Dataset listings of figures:

◇ ◇ ◇ ◇ ◇ ◇ ◇

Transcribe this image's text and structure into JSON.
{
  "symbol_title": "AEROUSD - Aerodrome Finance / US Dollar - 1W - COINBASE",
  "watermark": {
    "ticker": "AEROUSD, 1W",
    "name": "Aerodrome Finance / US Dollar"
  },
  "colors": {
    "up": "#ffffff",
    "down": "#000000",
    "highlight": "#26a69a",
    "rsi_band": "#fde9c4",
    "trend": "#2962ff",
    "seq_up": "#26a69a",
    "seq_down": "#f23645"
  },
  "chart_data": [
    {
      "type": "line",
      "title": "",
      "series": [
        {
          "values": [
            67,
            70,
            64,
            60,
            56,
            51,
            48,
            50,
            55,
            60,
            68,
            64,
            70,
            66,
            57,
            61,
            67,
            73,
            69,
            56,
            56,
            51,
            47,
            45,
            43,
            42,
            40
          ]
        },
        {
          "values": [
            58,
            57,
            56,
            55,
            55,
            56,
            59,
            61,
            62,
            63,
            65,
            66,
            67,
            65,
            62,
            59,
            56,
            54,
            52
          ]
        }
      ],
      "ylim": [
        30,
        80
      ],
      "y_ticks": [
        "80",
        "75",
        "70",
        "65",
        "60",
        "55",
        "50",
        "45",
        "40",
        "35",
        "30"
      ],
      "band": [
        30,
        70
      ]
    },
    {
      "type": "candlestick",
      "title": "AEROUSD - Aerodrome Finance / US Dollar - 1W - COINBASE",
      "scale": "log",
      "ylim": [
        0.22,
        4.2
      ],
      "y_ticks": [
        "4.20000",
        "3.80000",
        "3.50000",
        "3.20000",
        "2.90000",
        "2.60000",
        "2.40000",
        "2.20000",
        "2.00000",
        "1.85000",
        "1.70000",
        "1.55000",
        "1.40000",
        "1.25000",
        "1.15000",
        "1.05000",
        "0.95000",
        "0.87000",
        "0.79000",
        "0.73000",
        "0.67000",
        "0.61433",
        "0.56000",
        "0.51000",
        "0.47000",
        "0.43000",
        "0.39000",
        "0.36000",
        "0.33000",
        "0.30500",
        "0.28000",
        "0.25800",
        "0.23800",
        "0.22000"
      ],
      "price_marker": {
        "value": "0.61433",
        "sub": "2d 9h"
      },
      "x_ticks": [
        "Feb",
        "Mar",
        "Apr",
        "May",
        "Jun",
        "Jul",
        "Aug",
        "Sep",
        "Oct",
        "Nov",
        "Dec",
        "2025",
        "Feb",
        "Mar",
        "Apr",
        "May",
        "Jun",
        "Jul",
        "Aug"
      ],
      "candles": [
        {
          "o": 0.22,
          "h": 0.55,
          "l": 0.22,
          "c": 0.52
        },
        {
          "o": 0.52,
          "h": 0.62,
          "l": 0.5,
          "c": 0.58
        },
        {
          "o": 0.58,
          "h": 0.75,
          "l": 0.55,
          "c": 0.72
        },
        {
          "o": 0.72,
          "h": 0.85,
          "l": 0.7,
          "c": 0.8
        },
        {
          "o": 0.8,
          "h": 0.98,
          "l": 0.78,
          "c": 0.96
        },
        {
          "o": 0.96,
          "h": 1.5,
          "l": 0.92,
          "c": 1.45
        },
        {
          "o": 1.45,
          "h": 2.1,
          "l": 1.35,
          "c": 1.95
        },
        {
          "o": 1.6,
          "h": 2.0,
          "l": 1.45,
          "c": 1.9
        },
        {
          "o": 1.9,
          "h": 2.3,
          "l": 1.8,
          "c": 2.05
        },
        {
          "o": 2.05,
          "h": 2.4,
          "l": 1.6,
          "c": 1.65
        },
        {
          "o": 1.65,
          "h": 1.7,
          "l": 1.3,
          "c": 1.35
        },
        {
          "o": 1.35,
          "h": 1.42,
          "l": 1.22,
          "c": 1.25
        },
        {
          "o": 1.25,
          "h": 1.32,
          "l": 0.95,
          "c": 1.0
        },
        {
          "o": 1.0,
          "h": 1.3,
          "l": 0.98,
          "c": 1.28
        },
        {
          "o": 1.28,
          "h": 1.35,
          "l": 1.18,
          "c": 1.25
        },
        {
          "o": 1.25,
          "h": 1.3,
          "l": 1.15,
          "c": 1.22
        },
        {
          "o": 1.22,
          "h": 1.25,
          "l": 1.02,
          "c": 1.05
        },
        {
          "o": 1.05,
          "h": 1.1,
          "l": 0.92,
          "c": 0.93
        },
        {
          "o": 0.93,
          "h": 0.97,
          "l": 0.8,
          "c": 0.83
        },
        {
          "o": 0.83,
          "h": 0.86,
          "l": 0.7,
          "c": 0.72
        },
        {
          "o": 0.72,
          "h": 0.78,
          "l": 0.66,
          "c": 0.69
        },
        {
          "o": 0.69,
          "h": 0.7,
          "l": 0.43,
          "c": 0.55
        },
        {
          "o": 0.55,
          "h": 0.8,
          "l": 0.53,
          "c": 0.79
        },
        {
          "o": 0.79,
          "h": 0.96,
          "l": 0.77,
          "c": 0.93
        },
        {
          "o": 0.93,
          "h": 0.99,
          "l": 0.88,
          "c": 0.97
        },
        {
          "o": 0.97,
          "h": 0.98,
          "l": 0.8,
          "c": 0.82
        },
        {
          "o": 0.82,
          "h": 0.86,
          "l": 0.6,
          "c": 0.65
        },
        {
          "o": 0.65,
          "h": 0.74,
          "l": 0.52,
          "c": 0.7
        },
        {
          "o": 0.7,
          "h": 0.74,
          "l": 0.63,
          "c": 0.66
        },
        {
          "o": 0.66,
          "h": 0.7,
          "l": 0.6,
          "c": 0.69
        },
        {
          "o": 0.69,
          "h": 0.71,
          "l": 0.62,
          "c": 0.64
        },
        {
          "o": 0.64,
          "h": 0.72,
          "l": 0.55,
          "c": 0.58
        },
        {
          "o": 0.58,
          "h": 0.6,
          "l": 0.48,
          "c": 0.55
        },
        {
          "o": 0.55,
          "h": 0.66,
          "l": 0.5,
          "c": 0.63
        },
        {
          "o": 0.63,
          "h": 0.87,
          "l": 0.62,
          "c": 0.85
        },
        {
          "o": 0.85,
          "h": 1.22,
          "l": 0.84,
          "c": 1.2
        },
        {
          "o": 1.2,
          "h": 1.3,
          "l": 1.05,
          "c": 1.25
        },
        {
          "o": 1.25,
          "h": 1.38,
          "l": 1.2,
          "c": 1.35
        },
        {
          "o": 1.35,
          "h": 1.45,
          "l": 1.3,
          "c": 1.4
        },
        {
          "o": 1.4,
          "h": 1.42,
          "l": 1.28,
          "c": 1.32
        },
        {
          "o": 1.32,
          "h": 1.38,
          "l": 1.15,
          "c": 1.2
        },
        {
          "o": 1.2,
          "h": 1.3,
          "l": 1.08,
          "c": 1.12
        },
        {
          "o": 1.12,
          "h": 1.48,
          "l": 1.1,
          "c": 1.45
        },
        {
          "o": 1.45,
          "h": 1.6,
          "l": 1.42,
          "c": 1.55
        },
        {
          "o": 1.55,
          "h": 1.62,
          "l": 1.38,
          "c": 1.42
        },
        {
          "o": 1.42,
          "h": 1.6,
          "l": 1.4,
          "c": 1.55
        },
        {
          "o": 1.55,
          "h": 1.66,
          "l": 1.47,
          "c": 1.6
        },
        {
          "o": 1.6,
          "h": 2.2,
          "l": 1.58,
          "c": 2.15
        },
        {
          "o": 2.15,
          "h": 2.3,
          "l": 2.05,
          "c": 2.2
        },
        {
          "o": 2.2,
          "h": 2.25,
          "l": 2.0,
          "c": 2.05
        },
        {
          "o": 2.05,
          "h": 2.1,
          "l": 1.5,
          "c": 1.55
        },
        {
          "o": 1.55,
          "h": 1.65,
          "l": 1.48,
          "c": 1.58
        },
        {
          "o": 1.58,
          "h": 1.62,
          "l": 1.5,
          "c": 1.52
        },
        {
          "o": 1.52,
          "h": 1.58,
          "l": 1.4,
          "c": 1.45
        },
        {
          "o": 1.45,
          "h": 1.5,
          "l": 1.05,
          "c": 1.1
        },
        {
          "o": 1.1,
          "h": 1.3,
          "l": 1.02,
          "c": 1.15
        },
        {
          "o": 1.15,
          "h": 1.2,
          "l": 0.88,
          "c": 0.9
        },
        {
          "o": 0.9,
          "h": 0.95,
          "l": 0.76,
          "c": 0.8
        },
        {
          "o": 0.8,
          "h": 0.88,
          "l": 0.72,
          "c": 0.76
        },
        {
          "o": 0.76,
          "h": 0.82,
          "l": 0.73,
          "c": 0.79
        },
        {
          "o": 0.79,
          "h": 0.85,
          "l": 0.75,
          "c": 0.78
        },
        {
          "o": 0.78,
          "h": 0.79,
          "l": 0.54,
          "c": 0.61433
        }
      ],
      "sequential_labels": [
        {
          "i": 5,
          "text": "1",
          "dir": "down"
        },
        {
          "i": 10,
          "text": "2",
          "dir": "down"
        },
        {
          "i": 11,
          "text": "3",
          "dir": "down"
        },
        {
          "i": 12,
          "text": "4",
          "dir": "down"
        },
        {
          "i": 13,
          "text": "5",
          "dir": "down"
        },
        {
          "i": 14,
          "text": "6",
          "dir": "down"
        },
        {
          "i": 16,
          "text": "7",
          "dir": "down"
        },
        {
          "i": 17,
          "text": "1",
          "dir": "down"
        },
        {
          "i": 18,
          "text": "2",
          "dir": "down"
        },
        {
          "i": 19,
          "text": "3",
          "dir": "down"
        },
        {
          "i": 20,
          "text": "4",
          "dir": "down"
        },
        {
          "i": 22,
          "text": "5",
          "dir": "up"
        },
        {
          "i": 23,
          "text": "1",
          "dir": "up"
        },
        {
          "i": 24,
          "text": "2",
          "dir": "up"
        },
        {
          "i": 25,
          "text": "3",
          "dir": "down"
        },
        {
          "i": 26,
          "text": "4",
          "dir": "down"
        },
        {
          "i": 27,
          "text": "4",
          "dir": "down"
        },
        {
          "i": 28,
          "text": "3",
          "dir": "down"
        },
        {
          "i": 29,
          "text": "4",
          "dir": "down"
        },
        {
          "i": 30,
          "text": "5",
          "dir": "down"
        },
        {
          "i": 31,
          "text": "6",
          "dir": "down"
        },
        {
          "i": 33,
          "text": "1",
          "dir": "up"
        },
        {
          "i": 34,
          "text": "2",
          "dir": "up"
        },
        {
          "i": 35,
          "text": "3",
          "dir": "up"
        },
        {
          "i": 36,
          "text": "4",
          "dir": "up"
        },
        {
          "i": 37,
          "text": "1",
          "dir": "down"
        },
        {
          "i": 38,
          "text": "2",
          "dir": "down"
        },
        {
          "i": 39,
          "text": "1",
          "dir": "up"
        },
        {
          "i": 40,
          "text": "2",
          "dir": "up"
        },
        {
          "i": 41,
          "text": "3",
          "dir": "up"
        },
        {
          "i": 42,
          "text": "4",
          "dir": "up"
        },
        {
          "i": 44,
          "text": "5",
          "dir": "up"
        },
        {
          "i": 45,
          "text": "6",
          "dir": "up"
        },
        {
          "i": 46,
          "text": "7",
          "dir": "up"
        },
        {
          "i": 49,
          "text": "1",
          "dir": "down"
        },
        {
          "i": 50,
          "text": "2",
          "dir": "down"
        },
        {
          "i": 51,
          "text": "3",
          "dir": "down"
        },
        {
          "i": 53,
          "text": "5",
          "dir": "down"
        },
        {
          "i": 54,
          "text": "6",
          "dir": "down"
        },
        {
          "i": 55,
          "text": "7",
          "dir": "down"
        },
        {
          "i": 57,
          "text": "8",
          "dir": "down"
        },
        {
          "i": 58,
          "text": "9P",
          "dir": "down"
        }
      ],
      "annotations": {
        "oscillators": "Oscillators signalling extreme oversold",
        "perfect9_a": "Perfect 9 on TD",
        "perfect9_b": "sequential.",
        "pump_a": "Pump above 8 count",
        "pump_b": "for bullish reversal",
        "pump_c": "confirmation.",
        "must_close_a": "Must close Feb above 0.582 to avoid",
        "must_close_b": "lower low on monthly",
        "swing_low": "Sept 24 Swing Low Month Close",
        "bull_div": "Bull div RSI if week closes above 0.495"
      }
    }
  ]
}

◇ ◇ ◇ ◇ ◇ ◇ ◇

▶ **THE TASK**
Copy out each line of the entries that holds "Aerodrome".

▶ **RESPONSE TO THIS EXERCISE**
  "symbol_title": "AEROUSD - Aerodrome Finance / US Dollar - 1W - COINBASE",
    "name": "Aerodrome Finance / US Dollar"
      "title": "AEROUSD - Aerodrome Finance / US Dollar - 1W - COINBASE",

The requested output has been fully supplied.